++++ DATA ROWS
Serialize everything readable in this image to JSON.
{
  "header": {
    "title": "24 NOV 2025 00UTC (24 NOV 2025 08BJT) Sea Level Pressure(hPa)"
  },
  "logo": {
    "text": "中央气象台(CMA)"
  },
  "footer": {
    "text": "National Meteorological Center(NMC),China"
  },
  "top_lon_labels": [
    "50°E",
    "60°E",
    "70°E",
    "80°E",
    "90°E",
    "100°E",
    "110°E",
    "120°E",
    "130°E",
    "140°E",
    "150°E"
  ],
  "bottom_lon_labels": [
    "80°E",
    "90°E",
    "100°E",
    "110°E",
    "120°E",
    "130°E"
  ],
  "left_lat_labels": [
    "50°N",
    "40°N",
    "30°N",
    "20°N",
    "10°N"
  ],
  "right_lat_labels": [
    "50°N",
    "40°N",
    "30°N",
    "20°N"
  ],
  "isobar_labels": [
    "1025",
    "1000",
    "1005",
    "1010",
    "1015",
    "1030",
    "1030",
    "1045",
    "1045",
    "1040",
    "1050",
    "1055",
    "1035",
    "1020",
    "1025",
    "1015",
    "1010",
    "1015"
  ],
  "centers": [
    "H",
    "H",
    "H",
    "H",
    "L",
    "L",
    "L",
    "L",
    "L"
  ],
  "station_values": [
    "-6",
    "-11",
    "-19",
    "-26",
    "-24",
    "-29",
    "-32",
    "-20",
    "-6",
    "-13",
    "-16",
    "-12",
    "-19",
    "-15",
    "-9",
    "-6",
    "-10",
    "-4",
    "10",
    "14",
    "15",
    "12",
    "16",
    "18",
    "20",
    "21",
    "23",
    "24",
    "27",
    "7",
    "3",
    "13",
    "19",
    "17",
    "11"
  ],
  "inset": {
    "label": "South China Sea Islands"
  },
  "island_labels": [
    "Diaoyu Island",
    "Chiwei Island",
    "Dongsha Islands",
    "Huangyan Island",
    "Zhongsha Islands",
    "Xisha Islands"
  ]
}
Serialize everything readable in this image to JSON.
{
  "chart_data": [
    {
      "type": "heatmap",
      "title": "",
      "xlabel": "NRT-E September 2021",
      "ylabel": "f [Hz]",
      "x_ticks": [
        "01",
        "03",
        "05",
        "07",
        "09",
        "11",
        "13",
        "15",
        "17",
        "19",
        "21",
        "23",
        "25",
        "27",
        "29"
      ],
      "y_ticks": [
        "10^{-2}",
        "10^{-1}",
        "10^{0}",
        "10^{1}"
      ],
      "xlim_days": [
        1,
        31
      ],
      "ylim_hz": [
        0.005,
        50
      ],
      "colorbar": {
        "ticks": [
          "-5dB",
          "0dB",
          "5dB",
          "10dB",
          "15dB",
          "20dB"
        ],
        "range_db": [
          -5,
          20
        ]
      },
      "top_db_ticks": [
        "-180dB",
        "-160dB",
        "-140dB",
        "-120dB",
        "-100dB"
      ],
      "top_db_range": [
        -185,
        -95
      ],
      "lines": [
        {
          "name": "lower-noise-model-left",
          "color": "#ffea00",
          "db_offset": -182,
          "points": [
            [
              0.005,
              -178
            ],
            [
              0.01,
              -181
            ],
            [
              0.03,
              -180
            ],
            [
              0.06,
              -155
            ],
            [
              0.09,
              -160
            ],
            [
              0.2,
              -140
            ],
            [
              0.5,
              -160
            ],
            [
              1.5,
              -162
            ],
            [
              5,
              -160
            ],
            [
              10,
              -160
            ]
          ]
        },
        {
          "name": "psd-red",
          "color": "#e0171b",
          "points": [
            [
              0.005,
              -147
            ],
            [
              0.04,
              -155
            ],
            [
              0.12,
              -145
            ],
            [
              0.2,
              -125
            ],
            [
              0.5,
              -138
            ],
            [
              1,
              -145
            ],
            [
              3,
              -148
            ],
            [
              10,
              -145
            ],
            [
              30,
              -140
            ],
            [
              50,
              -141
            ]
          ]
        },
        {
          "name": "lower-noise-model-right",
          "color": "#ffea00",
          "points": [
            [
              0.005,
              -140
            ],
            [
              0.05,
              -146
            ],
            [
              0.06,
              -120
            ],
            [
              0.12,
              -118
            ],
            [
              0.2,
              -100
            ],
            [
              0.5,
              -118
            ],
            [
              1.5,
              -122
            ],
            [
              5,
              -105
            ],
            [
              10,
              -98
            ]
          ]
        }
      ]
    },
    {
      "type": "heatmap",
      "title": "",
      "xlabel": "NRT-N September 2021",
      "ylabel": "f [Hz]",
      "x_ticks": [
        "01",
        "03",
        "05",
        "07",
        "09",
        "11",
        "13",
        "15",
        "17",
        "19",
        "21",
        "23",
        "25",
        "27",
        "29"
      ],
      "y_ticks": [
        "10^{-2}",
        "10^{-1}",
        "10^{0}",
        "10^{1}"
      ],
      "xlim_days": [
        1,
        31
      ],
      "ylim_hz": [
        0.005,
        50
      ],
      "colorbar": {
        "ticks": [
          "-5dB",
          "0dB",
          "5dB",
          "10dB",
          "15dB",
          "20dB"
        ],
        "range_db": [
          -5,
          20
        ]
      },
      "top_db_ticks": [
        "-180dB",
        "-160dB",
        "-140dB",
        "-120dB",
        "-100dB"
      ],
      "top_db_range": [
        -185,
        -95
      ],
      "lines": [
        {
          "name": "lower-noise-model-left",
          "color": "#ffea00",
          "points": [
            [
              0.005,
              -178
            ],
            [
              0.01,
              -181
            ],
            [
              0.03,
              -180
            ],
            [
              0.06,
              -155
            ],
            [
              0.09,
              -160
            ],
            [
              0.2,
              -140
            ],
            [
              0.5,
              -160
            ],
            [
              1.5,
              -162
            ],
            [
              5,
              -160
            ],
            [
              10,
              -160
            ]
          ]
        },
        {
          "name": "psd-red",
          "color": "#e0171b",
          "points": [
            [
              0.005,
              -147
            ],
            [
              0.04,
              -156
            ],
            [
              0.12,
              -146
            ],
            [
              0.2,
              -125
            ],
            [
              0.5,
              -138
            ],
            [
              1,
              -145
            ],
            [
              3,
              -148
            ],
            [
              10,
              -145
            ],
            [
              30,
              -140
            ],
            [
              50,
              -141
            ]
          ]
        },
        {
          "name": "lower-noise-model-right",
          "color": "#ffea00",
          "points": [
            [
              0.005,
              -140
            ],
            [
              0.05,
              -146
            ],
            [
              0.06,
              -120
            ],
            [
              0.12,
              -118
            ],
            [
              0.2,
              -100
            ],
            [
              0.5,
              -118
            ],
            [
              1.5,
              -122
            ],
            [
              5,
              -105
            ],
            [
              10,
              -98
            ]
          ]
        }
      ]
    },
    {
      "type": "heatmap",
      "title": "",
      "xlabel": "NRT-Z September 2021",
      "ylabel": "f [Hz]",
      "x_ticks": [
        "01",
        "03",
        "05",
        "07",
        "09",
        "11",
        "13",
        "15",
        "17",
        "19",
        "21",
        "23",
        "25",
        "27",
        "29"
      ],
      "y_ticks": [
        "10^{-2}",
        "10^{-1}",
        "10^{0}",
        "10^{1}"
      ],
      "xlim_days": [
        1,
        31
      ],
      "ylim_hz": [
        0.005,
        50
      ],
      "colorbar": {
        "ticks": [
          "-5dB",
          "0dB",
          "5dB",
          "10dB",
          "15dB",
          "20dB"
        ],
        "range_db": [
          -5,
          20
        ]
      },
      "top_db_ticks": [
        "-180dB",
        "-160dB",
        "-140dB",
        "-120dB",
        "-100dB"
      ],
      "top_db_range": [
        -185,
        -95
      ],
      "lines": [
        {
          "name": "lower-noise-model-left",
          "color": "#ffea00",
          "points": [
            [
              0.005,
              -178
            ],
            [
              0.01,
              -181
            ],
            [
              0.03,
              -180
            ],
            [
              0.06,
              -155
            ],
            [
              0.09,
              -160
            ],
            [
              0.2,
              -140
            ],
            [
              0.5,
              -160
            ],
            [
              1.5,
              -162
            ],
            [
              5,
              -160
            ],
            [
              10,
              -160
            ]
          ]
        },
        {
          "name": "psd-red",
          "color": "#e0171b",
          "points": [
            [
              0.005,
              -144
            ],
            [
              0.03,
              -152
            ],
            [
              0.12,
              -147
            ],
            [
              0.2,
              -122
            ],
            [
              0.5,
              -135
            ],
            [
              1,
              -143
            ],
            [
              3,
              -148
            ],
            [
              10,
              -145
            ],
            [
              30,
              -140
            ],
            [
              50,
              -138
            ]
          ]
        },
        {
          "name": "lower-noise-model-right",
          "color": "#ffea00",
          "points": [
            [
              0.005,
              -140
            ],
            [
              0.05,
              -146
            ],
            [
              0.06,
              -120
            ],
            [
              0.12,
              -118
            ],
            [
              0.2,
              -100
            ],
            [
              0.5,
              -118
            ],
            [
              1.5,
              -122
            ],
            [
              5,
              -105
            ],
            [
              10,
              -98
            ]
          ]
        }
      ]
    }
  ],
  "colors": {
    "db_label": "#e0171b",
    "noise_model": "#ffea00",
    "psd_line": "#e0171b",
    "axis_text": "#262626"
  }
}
++++++++
• TO DO: From the records given above, copy all lines containing "September".

• TASK OUTPUT:
      "xlabel": "NRT-E September 2021",
      "xlabel": "NRT-N September 2021",
      "xlabel": "NRT-Z September 2021",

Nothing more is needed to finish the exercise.